_AIM_
Give each line of the material as one string in a JSON list, skipping any blank lines.

_Stored items from a collection_
═══

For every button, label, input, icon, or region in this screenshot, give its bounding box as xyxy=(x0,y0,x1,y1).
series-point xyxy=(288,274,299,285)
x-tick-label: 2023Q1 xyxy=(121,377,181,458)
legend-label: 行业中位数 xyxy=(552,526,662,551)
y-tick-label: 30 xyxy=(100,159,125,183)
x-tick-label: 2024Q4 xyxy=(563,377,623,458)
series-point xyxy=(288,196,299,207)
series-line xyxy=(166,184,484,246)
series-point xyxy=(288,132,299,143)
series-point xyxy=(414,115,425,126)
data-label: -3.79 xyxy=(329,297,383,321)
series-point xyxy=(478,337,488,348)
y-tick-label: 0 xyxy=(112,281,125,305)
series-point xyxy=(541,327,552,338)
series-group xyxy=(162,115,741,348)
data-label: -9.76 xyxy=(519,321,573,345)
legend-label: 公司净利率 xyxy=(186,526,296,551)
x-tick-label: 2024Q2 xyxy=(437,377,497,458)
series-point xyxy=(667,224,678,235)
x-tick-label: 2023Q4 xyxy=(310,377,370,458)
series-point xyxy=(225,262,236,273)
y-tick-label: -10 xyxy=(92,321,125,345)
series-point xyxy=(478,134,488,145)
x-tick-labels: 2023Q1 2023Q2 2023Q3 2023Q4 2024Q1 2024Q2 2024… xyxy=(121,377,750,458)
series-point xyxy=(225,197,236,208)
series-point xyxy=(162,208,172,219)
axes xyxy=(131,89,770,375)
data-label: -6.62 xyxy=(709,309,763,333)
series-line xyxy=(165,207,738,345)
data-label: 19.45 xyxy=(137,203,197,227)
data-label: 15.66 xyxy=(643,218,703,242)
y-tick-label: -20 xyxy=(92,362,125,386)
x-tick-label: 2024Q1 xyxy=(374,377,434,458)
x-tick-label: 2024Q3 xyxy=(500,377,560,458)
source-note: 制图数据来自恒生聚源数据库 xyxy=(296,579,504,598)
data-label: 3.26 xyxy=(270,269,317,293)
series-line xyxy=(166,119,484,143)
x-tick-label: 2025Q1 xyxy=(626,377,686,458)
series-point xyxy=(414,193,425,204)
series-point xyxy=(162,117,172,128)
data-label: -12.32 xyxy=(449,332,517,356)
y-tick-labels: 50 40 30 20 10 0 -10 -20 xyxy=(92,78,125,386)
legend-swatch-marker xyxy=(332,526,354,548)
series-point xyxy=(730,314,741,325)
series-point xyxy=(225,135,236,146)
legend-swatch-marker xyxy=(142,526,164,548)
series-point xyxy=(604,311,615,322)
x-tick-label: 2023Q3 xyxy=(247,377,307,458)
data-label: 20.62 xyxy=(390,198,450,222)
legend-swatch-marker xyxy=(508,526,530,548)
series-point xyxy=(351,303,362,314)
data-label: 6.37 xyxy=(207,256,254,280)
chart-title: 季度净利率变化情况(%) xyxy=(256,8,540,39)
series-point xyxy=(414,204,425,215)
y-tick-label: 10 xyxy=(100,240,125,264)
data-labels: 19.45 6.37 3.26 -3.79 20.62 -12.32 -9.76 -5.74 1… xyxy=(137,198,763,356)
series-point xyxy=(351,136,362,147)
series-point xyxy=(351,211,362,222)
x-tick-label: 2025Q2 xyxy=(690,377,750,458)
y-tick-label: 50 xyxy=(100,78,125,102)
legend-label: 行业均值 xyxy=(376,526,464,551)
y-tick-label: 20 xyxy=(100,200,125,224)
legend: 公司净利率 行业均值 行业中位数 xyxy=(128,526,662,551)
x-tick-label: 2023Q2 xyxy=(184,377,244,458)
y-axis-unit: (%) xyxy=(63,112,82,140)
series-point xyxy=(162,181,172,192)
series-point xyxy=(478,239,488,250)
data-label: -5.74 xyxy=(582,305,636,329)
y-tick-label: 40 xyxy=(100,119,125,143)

═══

_THE RESULT_
[
  "For every button, label, input, icon, or region in this screenshot, give its bounding box as xyxy=(x0,y0,x1,y1).",
  "series-point xyxy=(288,274,299,285)",
  "x-tick-label: 2023Q1 xyxy=(121,377,181,458)",
  "legend-label: 行业中位数 xyxy=(552,526,662,551)",
  "y-tick-label: 30 xyxy=(100,159,125,183)",
  "x-tick-label: 2024Q4 xyxy=(563,377,623,458)",
  "series-point xyxy=(288,196,299,207)",
  "series-line xyxy=(166,184,484,246)",
  "series-point xyxy=(288,132,299,143)",
  "series-point xyxy=(414,115,425,126)",
  "data-label: -3.79 xyxy=(329,297,383,321)",
  "series-point xyxy=(478,337,488,348)",
  "y-tick-label: 0 xyxy=(112,281,125,305)",
  "series-point xyxy=(541,327,552,338)",
  "series-group xyxy=(162,115,741,348)",
  "data-label: -9.76 xyxy=(519,321,573,345)",
  "legend-label: 公司净利率 xyxy=(186,526,296,551)",
  "x-tick-label: 2024Q2 xyxy=(437,377,497,458)",
  "series-point xyxy=(667,224,678,235)",
  "x-tick-label: 2023Q4 xyxy=(310,377,370,458)",
  "series-point xyxy=(225,262,236,273)",
  "y-tick-label: -10 xyxy=(92,321,125,345)",
  "series-point xyxy=(478,134,488,145)",
  "x-tick-labels: 2023Q1 2023Q2 2023Q3 2023Q4 2024Q1 2024Q2 2024… xyxy=(121,377,750,458)",
  "series-point xyxy=(225,197,236,208)",
  "series-point xyxy=(162,208,172,219)",
  "axes xyxy=(131,89,770,375)",
  "data-label: -6.62 xyxy=(709,309,763,333)",
  "series-line xyxy=(165,207,738,345)",
  "data-label: 19.45 xyxy=(137,203,197,227)",
  "data-label: 15.66 xyxy=(643,218,703,242)",
  "y-tick-label: -20 xyxy=(92,362,125,386)",
  "x-tick-label: 2024Q1 xyxy=(374,377,434,458)",
  "x-tick-label: 2024Q3 xyxy=(500,377,560,458)",
  "source-note: 制图数据来自恒生聚源数据库 xyxy=(296,579,504,598)",
  "data-label: 3.26 xyxy=(270,269,317,293)",
  "series-line xyxy=(166,119,484,143)",
  "x-tick-label: 2025Q1 xyxy=(626,377,686,458)",
  "series-point xyxy=(414,193,425,204)",
  "series-point xyxy=(162,117,172,128)",
  "data-label: -12.32 xyxy=(449,332,517,356)",
  "y-tick-labels: 50 40 30 20 10 0 -10 -20 xyxy=(92,78,125,386)",
  "legend-swatch-marker xyxy=(332,526,354,548)",
  "series-point xyxy=(730,314,741,325)",
  "series-point xyxy=(225,135,236,146)",
  "legend-swatch-marker xyxy=(142,526,164,548)",
  "series-point xyxy=(604,311,615,322)",
  "x-tick-label: 2023Q3 xyxy=(247,377,307,458)",
  "data-label: 20.62 xyxy=(390,198,450,222)",
  "legend-swatch-marker xyxy=(508,526,530,548)",
  "series-point xyxy=(351,303,362,314)",
  "data-label: 6.37 xyxy=(207,256,254,280)",
  "chart-title: 季度净利率变化情况(%) xyxy=(256,8,540,39)",
  "series-point xyxy=(414,204,425,215)",
  "y-tick-label: 10 xyxy=(100,240,125,264)",
  "data-labels: 19.45 6.37 3.26 -3.79 20.62 -12.32 -9.76 -5.74 1… xyxy=(137,198,763,356)",
  "series-point xyxy=(351,136,362,147)",
  "series-point xyxy=(351,211,362,222)",
  "x-tick-label: 2025Q2 xyxy=(690,377,750,458)",
  "y-tick-label: 50 xyxy=(100,78,125,102)",
  "legend-label: 行业均值 xyxy=(376,526,464,551)",
  "y-tick-label: 20 xyxy=(100,200,125,224)",
  "legend: 公司净利率 行业均值 行业中位数 xyxy=(128,526,662,551)",
  "x-tick-label: 2023Q2 xyxy=(184,377,244,458)",
  "y-axis-unit: (%) xyxy=(63,112,82,140)",
  "series-point xyxy=(162,181,172,192)",
  "series-point xyxy=(478,239,488,250)",
  "data-label: -5.74 xyxy=(582,305,636,329)",
  "y-tick-label: 40 xyxy=(100,119,125,143)"
]